Pull out every line in the data that has the string "subtitle" in it.

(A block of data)
------------------------

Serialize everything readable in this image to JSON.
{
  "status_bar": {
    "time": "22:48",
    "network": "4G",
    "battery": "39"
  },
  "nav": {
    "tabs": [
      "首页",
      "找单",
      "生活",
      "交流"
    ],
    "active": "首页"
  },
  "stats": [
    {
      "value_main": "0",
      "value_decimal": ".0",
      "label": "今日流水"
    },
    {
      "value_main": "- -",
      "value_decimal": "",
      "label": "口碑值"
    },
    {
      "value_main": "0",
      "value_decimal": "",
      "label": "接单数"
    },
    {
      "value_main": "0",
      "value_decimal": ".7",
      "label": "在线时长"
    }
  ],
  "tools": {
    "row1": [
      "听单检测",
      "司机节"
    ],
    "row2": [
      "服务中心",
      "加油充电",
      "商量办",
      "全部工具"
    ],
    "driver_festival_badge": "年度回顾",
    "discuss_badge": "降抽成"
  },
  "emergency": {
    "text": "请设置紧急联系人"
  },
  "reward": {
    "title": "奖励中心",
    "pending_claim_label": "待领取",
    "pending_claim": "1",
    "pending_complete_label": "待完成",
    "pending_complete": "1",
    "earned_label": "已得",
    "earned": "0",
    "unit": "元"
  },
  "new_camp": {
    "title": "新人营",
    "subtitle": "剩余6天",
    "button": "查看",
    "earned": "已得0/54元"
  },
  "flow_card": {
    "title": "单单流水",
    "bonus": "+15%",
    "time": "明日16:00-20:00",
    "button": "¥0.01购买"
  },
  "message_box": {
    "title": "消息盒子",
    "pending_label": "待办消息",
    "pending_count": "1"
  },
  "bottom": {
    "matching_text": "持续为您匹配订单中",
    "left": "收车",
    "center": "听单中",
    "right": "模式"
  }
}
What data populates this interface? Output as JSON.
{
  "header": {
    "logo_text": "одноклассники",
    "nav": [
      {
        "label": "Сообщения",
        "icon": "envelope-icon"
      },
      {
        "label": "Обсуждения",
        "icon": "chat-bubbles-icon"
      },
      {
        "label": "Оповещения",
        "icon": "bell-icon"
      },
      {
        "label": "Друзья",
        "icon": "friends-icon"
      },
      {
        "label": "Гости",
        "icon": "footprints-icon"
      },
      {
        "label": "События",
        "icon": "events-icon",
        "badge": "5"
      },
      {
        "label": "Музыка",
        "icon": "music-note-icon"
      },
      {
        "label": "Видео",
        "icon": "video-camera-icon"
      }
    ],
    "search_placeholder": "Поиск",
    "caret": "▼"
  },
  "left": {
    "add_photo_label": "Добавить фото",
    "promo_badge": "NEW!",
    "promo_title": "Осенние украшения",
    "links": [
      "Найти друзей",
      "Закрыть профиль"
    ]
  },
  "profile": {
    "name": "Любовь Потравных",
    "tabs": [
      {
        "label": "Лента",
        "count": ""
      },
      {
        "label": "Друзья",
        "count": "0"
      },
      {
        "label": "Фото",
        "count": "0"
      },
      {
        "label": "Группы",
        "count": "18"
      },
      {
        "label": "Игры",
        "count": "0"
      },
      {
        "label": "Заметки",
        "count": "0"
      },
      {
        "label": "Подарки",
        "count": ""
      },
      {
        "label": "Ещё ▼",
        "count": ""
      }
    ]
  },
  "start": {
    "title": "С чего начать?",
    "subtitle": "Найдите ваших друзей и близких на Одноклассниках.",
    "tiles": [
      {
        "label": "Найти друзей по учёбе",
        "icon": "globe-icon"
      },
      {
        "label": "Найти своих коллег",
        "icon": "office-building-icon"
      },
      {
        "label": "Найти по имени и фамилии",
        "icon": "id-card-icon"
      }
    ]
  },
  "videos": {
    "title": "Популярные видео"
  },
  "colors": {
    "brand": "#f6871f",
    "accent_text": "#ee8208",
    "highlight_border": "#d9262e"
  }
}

------------------------

◆ The response ◆
    "subtitle": "剩余6天",
    "subtitle": "Найдите ваших друзей и близких на Одноклассниках.",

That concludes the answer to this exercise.